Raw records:
####################

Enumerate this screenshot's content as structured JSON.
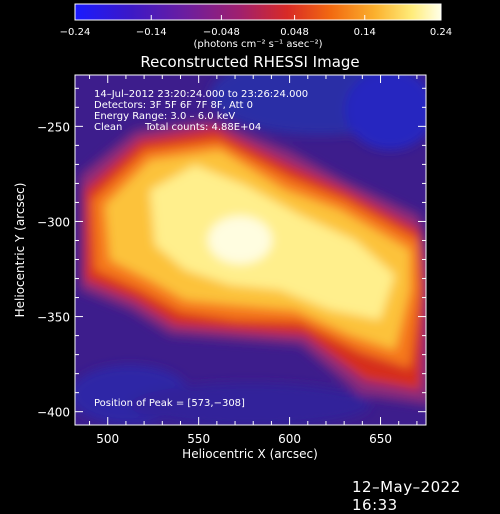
{
  "chart_data": {
    "type": "heatmap",
    "title": "Reconstructed RHESSI Image",
    "xlabel": "Heliocentric X (arcsec)",
    "ylabel": "Heliocentric Y (arcsec)",
    "xlim": [
      482,
      675
    ],
    "ylim": [
      -407,
      -223
    ],
    "x_ticks": [
      500,
      550,
      600,
      650
    ],
    "y_ticks": [
      -250,
      -300,
      -350,
      -400
    ],
    "x_tick_labels": [
      "500",
      "550",
      "600",
      "650"
    ],
    "y_tick_labels": [
      "−250",
      "−300",
      "−350",
      "−400"
    ],
    "colorbar": {
      "range": [
        -0.24,
        0.24
      ],
      "tick_values": [
        -0.24,
        -0.14,
        -0.048,
        0.048,
        0.14,
        0.24
      ],
      "tick_labels": [
        "−0.24",
        "−0.14",
        "−0.048",
        "0.048",
        "0.14",
        "0.24"
      ],
      "units_label": "(photons cm⁻² s⁻¹ asec⁻²)",
      "colors": [
        "#1a1aff",
        "#3b19c8",
        "#6b1ea0",
        "#a0206e",
        "#d82a26",
        "#f26a10",
        "#fbb12e",
        "#ffec7a",
        "#ffffe8"
      ]
    },
    "annotations": [
      "14–Jul–2012 23:20:24.000 to 23:26:24.000",
      "Detectors: 3F 5F 6F 7F 8F, Att 0",
      "Energy Range: 3.0 – 6.0 keV",
      "Clean",
      "Total counts: 4.88E+04"
    ],
    "peak_label": "Position of Peak = [573,−308]",
    "peak": [
      573,
      -308
    ]
  },
  "footer": {
    "date": "12–May–2022 16:33"
  }
}
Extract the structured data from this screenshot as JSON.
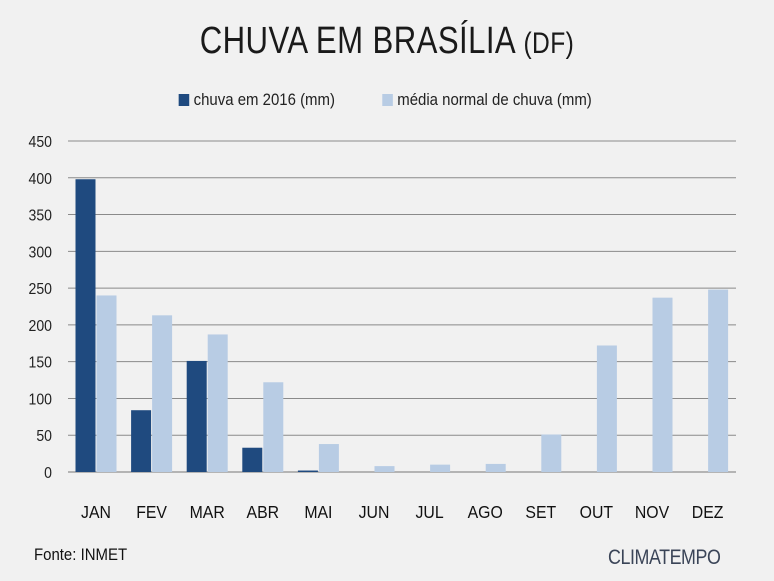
{
  "chart_data": {
    "type": "bar",
    "title": "CHUVA EM BRASÍLIA",
    "title_suffix": "(DF)",
    "xlabel": "",
    "ylabel": "",
    "ylim": [
      0,
      450
    ],
    "yticks": [
      0,
      50,
      100,
      150,
      200,
      250,
      300,
      350,
      400,
      450
    ],
    "grid": true,
    "legend_position": "top-center",
    "categories": [
      "JAN",
      "FEV",
      "MAR",
      "ABR",
      "MAI",
      "JUN",
      "JUL",
      "AGO",
      "SET",
      "OUT",
      "NOV",
      "DEZ"
    ],
    "series": [
      {
        "name": "chuva em 2016 (mm)",
        "color": "#1f4a7f",
        "values": [
          398,
          84,
          151,
          33,
          2,
          0,
          0,
          0,
          0,
          0,
          0,
          0
        ]
      },
      {
        "name": "média normal de chuva (mm)",
        "color": "#b8cce4",
        "values": [
          240,
          213,
          187,
          122,
          38,
          8,
          10,
          11,
          51,
          172,
          237,
          248
        ]
      }
    ]
  },
  "footer": {
    "source": "Fonte: INMET",
    "brand": "CLIMATEMPO"
  }
}
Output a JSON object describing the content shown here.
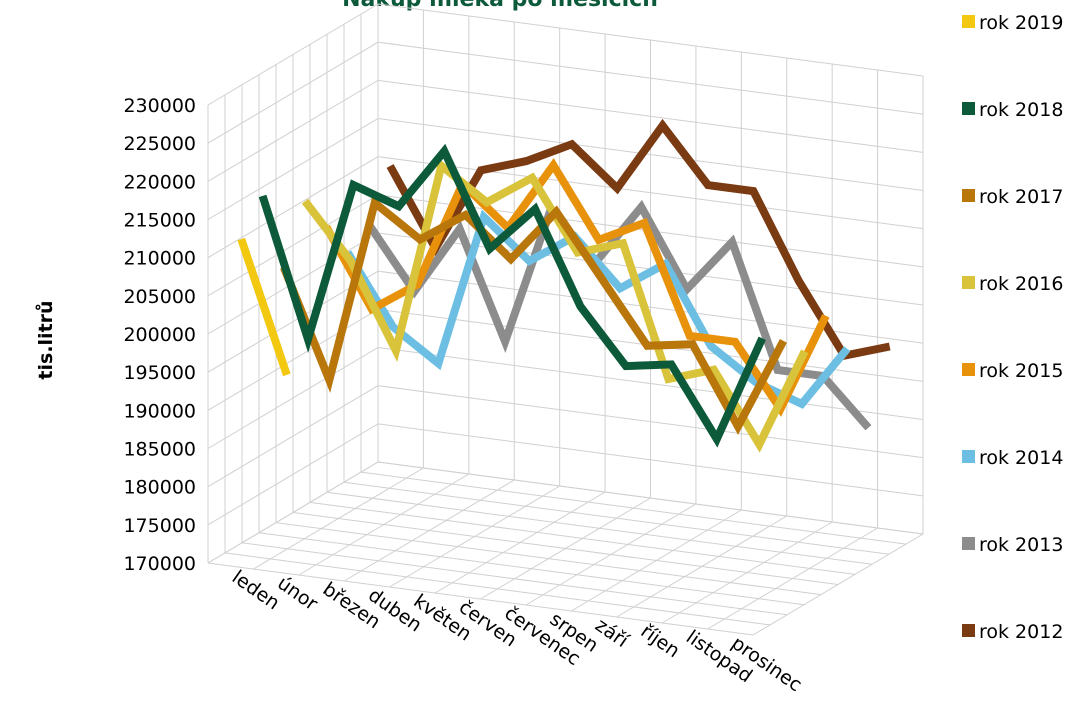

####################

THE TASK.
How many lines in the records above contain the word "content"? Reply with the number and nothing more.

ANSWER.
2